All of the data must be printed exactly; please include every line.

***** Provided data

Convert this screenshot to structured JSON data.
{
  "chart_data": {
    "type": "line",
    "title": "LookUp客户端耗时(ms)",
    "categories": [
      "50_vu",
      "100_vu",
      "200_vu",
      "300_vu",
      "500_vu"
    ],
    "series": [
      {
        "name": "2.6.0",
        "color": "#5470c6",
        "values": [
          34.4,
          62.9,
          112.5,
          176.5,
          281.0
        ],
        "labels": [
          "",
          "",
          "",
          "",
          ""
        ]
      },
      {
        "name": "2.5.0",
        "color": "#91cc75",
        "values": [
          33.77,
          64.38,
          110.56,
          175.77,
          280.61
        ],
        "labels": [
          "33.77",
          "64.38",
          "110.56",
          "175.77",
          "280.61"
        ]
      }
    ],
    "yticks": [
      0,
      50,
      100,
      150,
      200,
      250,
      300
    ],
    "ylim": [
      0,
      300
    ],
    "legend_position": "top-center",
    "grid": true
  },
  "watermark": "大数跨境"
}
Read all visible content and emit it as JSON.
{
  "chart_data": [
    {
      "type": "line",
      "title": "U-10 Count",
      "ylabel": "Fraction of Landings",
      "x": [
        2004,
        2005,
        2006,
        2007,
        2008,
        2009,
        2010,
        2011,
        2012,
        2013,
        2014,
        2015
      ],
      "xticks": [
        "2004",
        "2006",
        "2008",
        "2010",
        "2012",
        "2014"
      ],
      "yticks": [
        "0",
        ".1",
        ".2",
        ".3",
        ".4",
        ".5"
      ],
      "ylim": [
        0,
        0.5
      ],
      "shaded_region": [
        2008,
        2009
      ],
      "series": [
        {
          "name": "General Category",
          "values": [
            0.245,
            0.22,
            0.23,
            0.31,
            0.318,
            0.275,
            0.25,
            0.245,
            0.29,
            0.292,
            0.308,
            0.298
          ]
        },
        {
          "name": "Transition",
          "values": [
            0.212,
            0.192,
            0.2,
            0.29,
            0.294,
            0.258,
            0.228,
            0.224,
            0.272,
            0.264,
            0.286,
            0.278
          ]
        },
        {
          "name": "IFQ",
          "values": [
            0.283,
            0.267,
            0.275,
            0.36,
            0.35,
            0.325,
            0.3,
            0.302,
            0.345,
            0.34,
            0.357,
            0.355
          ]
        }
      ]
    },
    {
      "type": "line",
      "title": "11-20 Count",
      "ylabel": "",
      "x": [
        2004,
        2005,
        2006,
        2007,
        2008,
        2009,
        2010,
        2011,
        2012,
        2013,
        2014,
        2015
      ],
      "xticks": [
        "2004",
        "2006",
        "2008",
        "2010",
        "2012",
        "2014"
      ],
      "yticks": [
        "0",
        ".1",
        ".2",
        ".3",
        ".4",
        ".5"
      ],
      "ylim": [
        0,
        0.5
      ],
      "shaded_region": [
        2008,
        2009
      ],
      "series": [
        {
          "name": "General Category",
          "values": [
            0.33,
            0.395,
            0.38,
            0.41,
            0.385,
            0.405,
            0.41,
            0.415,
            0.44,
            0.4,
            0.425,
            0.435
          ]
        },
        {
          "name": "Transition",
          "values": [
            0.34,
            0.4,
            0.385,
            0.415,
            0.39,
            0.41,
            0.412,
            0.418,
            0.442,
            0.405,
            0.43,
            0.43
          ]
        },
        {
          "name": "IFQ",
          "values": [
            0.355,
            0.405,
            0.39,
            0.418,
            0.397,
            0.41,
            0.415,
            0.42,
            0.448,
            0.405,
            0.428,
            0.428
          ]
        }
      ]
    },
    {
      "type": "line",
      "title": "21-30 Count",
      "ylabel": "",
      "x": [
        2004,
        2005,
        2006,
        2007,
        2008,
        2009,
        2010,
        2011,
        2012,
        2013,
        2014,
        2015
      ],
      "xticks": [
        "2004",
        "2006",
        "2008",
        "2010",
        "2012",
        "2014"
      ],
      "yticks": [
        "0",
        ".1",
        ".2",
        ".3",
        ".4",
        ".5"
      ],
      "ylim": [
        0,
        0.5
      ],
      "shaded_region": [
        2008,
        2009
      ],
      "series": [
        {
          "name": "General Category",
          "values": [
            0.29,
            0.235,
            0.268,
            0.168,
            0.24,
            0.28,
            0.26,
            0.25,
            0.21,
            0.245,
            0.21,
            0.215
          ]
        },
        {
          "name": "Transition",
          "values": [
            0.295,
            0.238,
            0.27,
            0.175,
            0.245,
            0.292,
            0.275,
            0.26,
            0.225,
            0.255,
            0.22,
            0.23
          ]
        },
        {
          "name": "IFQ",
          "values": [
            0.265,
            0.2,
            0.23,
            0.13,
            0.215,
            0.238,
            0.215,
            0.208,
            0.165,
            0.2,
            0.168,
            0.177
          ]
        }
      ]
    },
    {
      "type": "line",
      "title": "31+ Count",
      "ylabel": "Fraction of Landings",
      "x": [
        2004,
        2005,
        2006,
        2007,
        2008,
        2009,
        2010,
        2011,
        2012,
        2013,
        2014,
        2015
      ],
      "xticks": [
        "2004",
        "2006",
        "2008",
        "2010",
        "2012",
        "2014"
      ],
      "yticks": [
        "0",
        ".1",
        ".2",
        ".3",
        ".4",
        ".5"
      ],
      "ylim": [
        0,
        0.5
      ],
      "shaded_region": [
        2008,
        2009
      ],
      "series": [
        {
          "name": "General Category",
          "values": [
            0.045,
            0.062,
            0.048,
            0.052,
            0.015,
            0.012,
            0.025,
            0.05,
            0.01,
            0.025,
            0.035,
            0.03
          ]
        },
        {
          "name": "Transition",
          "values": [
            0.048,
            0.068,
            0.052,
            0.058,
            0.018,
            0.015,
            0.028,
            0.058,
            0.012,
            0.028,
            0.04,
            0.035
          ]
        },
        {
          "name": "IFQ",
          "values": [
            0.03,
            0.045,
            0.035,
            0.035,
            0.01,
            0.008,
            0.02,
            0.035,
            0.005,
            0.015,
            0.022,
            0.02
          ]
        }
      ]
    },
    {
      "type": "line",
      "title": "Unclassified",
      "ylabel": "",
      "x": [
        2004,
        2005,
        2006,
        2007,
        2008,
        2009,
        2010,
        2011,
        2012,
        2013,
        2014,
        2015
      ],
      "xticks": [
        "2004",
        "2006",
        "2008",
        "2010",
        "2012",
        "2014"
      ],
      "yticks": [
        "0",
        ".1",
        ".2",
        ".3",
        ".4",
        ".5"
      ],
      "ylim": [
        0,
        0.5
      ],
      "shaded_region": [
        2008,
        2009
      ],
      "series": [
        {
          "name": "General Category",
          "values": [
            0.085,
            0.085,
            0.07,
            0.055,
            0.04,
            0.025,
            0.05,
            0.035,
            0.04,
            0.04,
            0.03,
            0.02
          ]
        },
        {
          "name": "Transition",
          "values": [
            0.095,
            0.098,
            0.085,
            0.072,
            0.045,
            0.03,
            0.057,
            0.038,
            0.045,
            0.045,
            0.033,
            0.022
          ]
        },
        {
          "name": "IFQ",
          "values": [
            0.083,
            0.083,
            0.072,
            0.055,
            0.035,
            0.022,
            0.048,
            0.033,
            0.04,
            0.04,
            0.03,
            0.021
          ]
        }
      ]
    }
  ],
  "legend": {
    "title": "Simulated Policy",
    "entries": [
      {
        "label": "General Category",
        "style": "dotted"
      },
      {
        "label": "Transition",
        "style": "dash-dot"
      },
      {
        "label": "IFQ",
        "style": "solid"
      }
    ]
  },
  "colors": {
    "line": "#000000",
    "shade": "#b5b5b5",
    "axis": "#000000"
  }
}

**********

Task result:
Convert this screenshot to structured JSON data.
{
  "chart_data": {
    "type": "line",
    "title": "LookUp客户端耗时(ms)",
    "categories": [
      "50_vu",
      "100_vu",
      "200_vu",
      "300_vu",
      "500_vu"
    ],
    "series": [
      {
        "name": "2.6.0",
        "color": "#5470c6",
        "values": [
          34.4,
          62.9,
          112.5,
          176.5,
          281.0
        ],
        "labels": [
          "",
          "",
          "",
          "",
          ""
        ]
      },
      {
        "name": "2.5.0",
        "color": "#91cc75",
        "values": [
          33.77,
          64.38,
          110.56,
          175.77,
          280.61
        ],
        "labels": [
          "33.77",
          "64.38",
          "110.56",
          "175.77",
          "280.61"
        ]
      }
    ],
    "yticks": [
      0,
      50,
      100,
      150,
      200,
      250,
      300
    ],
    "ylim": [
      0,
      300
    ],
    "legend_position": "top-center",
    "grid": true
  },
  "watermark": "大数跨境"
}
Read all visible content and emit it as JSON.
{
  "chart_data": [
    {
      "type": "line",
      "title": "U-10 Count",
      "ylabel": "Fraction of Landings",
      "x": [
        2004,
        2005,
        2006,
        2007,
        2008,
        2009,
        2010,
        2011,
        2012,
        2013,
        2014,
        2015
      ],
      "xticks": [
        "2004",
        "2006",
        "2008",
        "2010",
        "2012",
        "2014"
      ],
      "yticks": [
        "0",
        ".1",
        ".2",
        ".3",
        ".4",
        ".5"
      ],
      "ylim": [
        0,
        0.5
      ],
      "shaded_region": [
        2008,
        2009
      ],
      "series": [
        {
          "name": "General Category",
          "values": [
            0.245,
            0.22,
            0.23,
            0.31,
            0.318,
            0.275,
            0.25,
            0.245,
            0.29,
            0.292,
            0.308,
            0.298
          ]
        },
        {
          "name": "Transition",
          "values": [
            0.212,
            0.192,
            0.2,
            0.29,
            0.294,
            0.258,
            0.228,
            0.224,
            0.272,
            0.264,
            0.286,
            0.278
          ]
        },
        {
          "name": "IFQ",
          "values": [
            0.283,
            0.267,
            0.275,
            0.36,
            0.35,
            0.325,
            0.3,
            0.302,
            0.345,
            0.34,
            0.357,
            0.355
          ]
        }
      ]
    },
    {
      "type": "line",
      "title": "11-20 Count",
      "ylabel": "",
      "x": [
        2004,
        2005,
        2006,
        2007,
        2008,
        2009,
        2010,
        2011,
        2012,
        2013,
        2014,
        2015
      ],
      "xticks": [
        "2004",
        "2006",
        "2008",
        "2010",
        "2012",
        "2014"
      ],
      "yticks": [
        "0",
        ".1",
        ".2",
        ".3",
        ".4",
        ".5"
      ],
      "ylim": [
        0,
        0.5
      ],
      "shaded_region": [
        2008,
        2009
      ],
      "series": [
        {
          "name": "General Category",
          "values": [
            0.33,
            0.395,
            0.38,
            0.41,
            0.385,
            0.405,
            0.41,
            0.415,
            0.44,
            0.4,
            0.425,
            0.435
          ]
        },
        {
          "name": "Transition",
          "values": [
            0.34,
            0.4,
            0.385,
            0.415,
            0.39,
            0.41,
            0.412,
            0.418,
            0.442,
            0.405,
            0.43,
            0.43
          ]
        },
        {
          "name": "IFQ",
          "values": [
            0.355,
            0.405,
            0.39,
            0.418,
            0.397,
            0.41,
            0.415,
            0.42,
            0.448,
            0.405,
            0.428,
            0.428
          ]
        }
      ]
    },
    {
      "type": "line",
      "title": "21-30 Count",
      "ylabel": "",
      "x": [
        2004,
        2005,
        2006,
        2007,
        2008,
        2009,
        2010,
        2011,
        2012,
        2013,
        2014,
        2015
      ],
      "xticks": [
        "2004",
        "2006",
        "2008",
        "2010",
        "2012",
        "2014"
      ],
      "yticks": [
        "0",
        ".1",
        ".2",
        ".3",
        ".4",
        ".5"
      ],
      "ylim": [
        0,
        0.5
      ],
      "shaded_region": [
        2008,
        2009
      ],
      "series": [
        {
          "name": "General Category",
          "values": [
            0.29,
            0.235,
            0.268,
            0.168,
            0.24,
            0.28,
            0.26,
            0.25,
            0.21,
            0.245,
            0.21,
            0.215
          ]
        },
        {
          "name": "Transition",
          "values": [
            0.295,
            0.238,
            0.27,
            0.175,
            0.245,
            0.292,
            0.275,
            0.26,
            0.225,
            0.255,
            0.22,
            0.23
          ]
        },
        {
          "name": "IFQ",
          "values": [
            0.265,
            0.2,
            0.23,
            0.13,
            0.215,
            0.238,
            0.215,
            0.208,
            0.165,
            0.2,
            0.168,
            0.177
          ]
        }
      ]
    },
    {
      "type": "line",
      "title": "31+ Count",
      "ylabel": "Fraction of Landings",
      "x": [
        2004,
        2005,
        2006,
        2007,
        2008,
        2009,
        2010,
        2011,
        2012,
        2013,
        2014,
        2015
      ],
      "xticks": [
        "2004",
        "2006",
        "2008",
        "2010",
        "2012",
        "2014"
      ],
      "yticks": [
        "0",
        ".1",
        ".2",
        ".3",
        ".4",
        ".5"
      ],
      "ylim": [
        0,
        0.5
      ],
      "shaded_region": [
        2008,
        2009
      ],
      "series": [
        {
          "name": "General Category",
          "values": [
            0.045,
            0.062,
            0.048,
            0.052,
            0.015,
            0.012,
            0.025,
            0.05,
            0.01,
            0.025,
            0.035,
            0.03
          ]
        },
        {
          "name": "Transition",
          "values": [
            0.048,
            0.068,
            0.052,
            0.058,
            0.018,
            0.015,
            0.028,
            0.058,
            0.012,
            0.028,
            0.04,
            0.035
          ]
        },
        {
          "name": "IFQ",
          "values": [
            0.03,
            0.045,
            0.035,
            0.035,
            0.01,
            0.008,
            0.02,
            0.035,
            0.005,
            0.015,
            0.022,
            0.02
          ]
        }
      ]
    },
    {
      "type": "line",
      "title": "Unclassified",
      "ylabel": "",
      "x": [
        2004,
        2005,
        2006,
        2007,
        2008,
        2009,
        2010,
        2011,
        2012,
        2013,
        2014,
        2015
      ],
      "xticks": [
        "2004",
        "2006",
        "2008",
        "2010",
        "2012",
        "2014"
      ],
      "yticks": [
        "0",
        ".1",
        ".2",
        ".3",
        ".4",
        ".5"
      ],
      "ylim": [
        0,
        0.5
      ],
      "shaded_region": [
        2008,
        2009
      ],
      "series": [
        {
          "name": "General Category",
          "values": [
            0.085,
            0.085,
            0.07,
            0.055,
            0.04,
            0.025,
            0.05,
            0.035,
            0.04,
            0.04,
            0.03,
            0.02
          ]
        },
        {
          "name": "Transition",
          "values": [
            0.095,
            0.098,
            0.085,
            0.072,
            0.045,
            0.03,
            0.057,
            0.038,
            0.045,
            0.045,
            0.033,
            0.022
          ]
        },
        {
          "name": "IFQ",
          "values": [
            0.083,
            0.083,
            0.072,
            0.055,
            0.035,
            0.022,
            0.048,
            0.033,
            0.04,
            0.04,
            0.03,
            0.021
          ]
        }
      ]
    }
  ],
  "legend": {
    "title": "Simulated Policy",
    "entries": [
      {
        "label": "General Category",
        "style": "dotted"
      },
      {
        "label": "Transition",
        "style": "dash-dot"
      },
      {
        "label": "IFQ",
        "style": "solid"
      }
    ]
  },
  "colors": {
    "line": "#000000",
    "shade": "#b5b5b5",
    "axis": "#000000"
  }
}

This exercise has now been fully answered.